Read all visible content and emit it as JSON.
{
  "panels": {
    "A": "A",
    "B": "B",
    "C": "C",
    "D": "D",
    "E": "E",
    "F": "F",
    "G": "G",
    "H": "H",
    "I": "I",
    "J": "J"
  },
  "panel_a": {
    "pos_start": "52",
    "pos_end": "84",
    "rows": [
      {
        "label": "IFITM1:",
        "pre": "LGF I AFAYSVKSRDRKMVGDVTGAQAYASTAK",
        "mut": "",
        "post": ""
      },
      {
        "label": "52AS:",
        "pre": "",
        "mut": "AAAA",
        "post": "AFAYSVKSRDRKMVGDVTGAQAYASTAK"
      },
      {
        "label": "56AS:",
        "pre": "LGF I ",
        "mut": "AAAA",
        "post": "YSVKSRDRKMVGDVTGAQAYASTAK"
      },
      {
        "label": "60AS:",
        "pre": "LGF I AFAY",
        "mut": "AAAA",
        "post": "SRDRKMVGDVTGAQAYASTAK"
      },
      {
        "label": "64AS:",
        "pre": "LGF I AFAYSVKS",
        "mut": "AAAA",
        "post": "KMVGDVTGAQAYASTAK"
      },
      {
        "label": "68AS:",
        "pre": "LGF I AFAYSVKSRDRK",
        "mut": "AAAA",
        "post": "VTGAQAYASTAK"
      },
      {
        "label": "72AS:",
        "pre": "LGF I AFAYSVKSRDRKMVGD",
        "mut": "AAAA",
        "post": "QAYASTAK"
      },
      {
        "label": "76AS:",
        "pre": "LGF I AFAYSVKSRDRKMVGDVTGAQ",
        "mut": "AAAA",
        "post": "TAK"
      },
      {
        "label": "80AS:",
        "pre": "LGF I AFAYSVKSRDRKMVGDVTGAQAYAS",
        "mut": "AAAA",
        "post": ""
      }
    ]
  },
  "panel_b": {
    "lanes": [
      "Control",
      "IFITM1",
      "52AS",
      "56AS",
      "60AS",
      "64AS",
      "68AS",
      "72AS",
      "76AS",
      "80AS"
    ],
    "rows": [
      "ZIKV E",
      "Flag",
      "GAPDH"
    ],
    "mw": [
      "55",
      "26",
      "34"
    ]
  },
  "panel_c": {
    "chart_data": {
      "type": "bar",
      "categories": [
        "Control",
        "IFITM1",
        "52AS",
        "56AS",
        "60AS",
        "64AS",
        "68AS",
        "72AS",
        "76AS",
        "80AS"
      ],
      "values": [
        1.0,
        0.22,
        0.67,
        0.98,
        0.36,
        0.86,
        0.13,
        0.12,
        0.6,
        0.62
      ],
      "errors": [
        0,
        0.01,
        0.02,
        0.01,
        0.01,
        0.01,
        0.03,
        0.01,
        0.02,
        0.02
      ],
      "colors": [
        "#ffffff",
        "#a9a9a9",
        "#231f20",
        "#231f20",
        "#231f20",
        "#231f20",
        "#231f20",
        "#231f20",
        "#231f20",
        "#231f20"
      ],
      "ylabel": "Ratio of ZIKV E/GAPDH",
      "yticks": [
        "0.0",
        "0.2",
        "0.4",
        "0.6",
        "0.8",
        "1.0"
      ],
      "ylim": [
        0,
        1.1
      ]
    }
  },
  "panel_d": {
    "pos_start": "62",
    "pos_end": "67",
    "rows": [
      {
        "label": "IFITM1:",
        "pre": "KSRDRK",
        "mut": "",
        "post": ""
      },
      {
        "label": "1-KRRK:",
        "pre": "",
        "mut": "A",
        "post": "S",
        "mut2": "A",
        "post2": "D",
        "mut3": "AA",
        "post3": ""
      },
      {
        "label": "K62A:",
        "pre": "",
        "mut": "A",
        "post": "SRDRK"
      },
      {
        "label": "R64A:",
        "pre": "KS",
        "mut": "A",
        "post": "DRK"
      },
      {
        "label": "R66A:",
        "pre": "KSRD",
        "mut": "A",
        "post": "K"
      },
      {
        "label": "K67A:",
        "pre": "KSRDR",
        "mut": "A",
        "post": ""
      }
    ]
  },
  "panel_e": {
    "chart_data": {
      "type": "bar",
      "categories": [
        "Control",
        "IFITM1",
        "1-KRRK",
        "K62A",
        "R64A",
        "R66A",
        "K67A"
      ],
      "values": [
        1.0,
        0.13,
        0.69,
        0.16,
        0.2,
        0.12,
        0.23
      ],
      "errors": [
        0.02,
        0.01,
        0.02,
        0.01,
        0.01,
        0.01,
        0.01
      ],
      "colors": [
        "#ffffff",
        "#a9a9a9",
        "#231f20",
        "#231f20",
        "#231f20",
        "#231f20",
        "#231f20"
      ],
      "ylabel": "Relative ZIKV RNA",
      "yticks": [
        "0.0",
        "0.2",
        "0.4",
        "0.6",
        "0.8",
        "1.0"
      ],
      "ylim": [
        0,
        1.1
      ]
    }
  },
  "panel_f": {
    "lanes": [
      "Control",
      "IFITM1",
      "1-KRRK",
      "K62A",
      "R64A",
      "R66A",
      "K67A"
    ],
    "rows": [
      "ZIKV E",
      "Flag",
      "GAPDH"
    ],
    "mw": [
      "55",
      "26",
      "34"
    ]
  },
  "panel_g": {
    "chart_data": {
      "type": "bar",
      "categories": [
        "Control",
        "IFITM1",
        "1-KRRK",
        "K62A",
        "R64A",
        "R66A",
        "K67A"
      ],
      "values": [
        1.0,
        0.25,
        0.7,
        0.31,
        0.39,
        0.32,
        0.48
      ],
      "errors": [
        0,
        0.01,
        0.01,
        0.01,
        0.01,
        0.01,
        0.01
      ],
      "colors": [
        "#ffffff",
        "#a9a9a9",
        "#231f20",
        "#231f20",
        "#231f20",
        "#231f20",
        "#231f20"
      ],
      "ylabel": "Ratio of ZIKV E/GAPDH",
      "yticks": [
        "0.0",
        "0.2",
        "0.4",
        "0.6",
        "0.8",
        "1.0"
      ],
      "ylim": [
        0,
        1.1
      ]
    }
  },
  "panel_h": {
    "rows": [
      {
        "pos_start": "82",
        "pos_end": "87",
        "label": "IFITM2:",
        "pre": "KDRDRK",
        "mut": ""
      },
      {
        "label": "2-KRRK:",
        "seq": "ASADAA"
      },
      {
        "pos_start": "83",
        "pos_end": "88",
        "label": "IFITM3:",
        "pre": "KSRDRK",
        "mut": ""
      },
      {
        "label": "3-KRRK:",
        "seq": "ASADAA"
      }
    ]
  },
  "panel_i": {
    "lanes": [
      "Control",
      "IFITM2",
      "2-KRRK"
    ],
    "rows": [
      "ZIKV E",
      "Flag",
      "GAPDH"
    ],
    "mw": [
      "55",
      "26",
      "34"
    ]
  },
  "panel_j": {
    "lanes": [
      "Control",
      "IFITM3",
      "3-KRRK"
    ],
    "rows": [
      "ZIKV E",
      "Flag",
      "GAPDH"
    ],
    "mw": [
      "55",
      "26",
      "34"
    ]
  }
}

GOAL ▸
Reproduce the material verbatim, line by line.

ANSWER ▸
Read all visible content and emit it as JSON.
{
  "panels": {
    "A": "A",
    "B": "B",
    "C": "C",
    "D": "D",
    "E": "E",
    "F": "F",
    "G": "G",
    "H": "H",
    "I": "I",
    "J": "J"
  },
  "panel_a": {
    "pos_start": "52",
    "pos_end": "84",
    "rows": [
      {
        "label": "IFITM1:",
        "pre": "LGF I AFAYSVKSRDRKMVGDVTGAQAYASTAK",
        "mut": "",
        "post": ""
      },
      {
        "label": "52AS:",
        "pre": "",
        "mut": "AAAA",
        "post": "AFAYSVKSRDRKMVGDVTGAQAYASTAK"
      },
      {
        "label": "56AS:",
        "pre": "LGF I ",
        "mut": "AAAA",
        "post": "YSVKSRDRKMVGDVTGAQAYASTAK"
      },
      {
        "label": "60AS:",
        "pre": "LGF I AFAY",
        "mut": "AAAA",
        "post": "SRDRKMVGDVTGAQAYASTAK"
      },
      {
        "label": "64AS:",
        "pre": "LGF I AFAYSVKS",
        "mut": "AAAA",
        "post": "KMVGDVTGAQAYASTAK"
      },
      {
        "label": "68AS:",
        "pre": "LGF I AFAYSVKSRDRK",
        "mut": "AAAA",
        "post": "VTGAQAYASTAK"
      },
      {
        "label": "72AS:",
        "pre": "LGF I AFAYSVKSRDRKMVGD",
        "mut": "AAAA",
        "post": "QAYASTAK"
      },
      {
        "label": "76AS:",
        "pre": "LGF I AFAYSVKSRDRKMVGDVTGAQ",
        "mut": "AAAA",
        "post": "TAK"
      },
      {
        "label": "80AS:",
        "pre": "LGF I AFAYSVKSRDRKMVGDVTGAQAYAS",
        "mut": "AAAA",
        "post": ""
      }
    ]
  },
  "panel_b": {
    "lanes": [
      "Control",
      "IFITM1",
      "52AS",
      "56AS",
      "60AS",
      "64AS",
      "68AS",
      "72AS",
      "76AS",
      "80AS"
    ],
    "rows": [
      "ZIKV E",
      "Flag",
      "GAPDH"
    ],
    "mw": [
      "55",
      "26",
      "34"
    ]
  },
  "panel_c": {
    "chart_data": {
      "type": "bar",
      "categories": [
        "Control",
        "IFITM1",
        "52AS",
        "56AS",
        "60AS",
        "64AS",
        "68AS",
        "72AS",
        "76AS",
        "80AS"
      ],
      "values": [
        1.0,
        0.22,
        0.67,
        0.98,
        0.36,
        0.86,
        0.13,
        0.12,
        0.6,
        0.62
      ],
      "errors": [
        0,
        0.01,
        0.02,
        0.01,
        0.01,
        0.01,
        0.03,
        0.01,
        0.02,
        0.02
      ],
      "colors": [
        "#ffffff",
        "#a9a9a9",
        "#231f20",
        "#231f20",
        "#231f20",
        "#231f20",
        "#231f20",
        "#231f20",
        "#231f20",
        "#231f20"
      ],
      "ylabel": "Ratio of ZIKV E/GAPDH",
      "yticks": [
        "0.0",
        "0.2",
        "0.4",
        "0.6",
        "0.8",
        "1.0"
      ],
      "ylim": [
        0,
        1.1
      ]
    }
  },
  "panel_d": {
    "pos_start": "62",
    "pos_end": "67",
    "rows": [
      {
        "label": "IFITM1:",
        "pre": "KSRDRK",
        "mut": "",
        "post": ""
      },
      {
        "label": "1-KRRK:",
        "pre": "",
        "mut": "A",
        "post": "S",
        "mut2": "A",
        "post2": "D",
        "mut3": "AA",
        "post3": ""
      },
      {
        "label": "K62A:",
        "pre": "",
        "mut": "A",
        "post": "SRDRK"
      },
      {
        "label": "R64A:",
        "pre": "KS",
        "mut": "A",
        "post": "DRK"
      },
      {
        "label": "R66A:",
        "pre": "KSRD",
        "mut": "A",
        "post": "K"
      },
      {
        "label": "K67A:",
        "pre": "KSRDR",
        "mut": "A",
        "post": ""
      }
    ]
  },
  "panel_e": {
    "chart_data": {
      "type": "bar",
      "categories": [
        "Control",
        "IFITM1",
        "1-KRRK",
        "K62A",
        "R64A",
        "R66A",
        "K67A"
      ],
      "values": [
        1.0,
        0.13,
        0.69,
        0.16,
        0.2,
        0.12,
        0.23
      ],
      "errors": [
        0.02,
        0.01,
        0.02,
        0.01,
        0.01,
        0.01,
        0.01
      ],
      "colors": [
        "#ffffff",
        "#a9a9a9",
        "#231f20",
        "#231f20",
        "#231f20",
        "#231f20",
        "#231f20"
      ],
      "ylabel": "Relative ZIKV RNA",
      "yticks": [
        "0.0",
        "0.2",
        "0.4",
        "0.6",
        "0.8",
        "1.0"
      ],
      "ylim": [
        0,
        1.1
      ]
    }
  },
  "panel_f": {
    "lanes": [
      "Control",
      "IFITM1",
      "1-KRRK",
      "K62A",
      "R64A",
      "R66A",
      "K67A"
    ],
    "rows": [
      "ZIKV E",
      "Flag",
      "GAPDH"
    ],
    "mw": [
      "55",
      "26",
      "34"
    ]
  },
  "panel_g": {
    "chart_data": {
      "type": "bar",
      "categories": [
        "Control",
        "IFITM1",
        "1-KRRK",
        "K62A",
        "R64A",
        "R66A",
        "K67A"
      ],
      "values": [
        1.0,
        0.25,
        0.7,
        0.31,
        0.39,
        0.32,
        0.48
      ],
      "errors": [
        0,
        0.01,
        0.01,
        0.01,
        0.01,
        0.01,
        0.01
      ],
      "colors": [
        "#ffffff",
        "#a9a9a9",
        "#231f20",
        "#231f20",
        "#231f20",
        "#231f20",
        "#231f20"
      ],
      "ylabel": "Ratio of ZIKV E/GAPDH",
      "yticks": [
        "0.0",
        "0.2",
        "0.4",
        "0.6",
        "0.8",
        "1.0"
      ],
      "ylim": [
        0,
        1.1
      ]
    }
  },
  "panel_h": {
    "rows": [
      {
        "pos_start": "82",
        "pos_end": "87",
        "label": "IFITM2:",
        "pre": "KDRDRK",
        "mut": ""
      },
      {
        "label": "2-KRRK:",
        "seq": "ASADAA"
      },
      {
        "pos_start": "83",
        "pos_end": "88",
        "label": "IFITM3:",
        "pre": "KSRDRK",
        "mut": ""
      },
      {
        "label": "3-KRRK:",
        "seq": "ASADAA"
      }
    ]
  },
  "panel_i": {
    "lanes": [
      "Control",
      "IFITM2",
      "2-KRRK"
    ],
    "rows": [
      "ZIKV E",
      "Flag",
      "GAPDH"
    ],
    "mw": [
      "55",
      "26",
      "34"
    ]
  },
  "panel_j": {
    "lanes": [
      "Control",
      "IFITM3",
      "3-KRRK"
    ],
    "rows": [
      "ZIKV E",
      "Flag",
      "GAPDH"
    ],
    "mw": [
      "55",
      "26",
      "34"
    ]
  }
}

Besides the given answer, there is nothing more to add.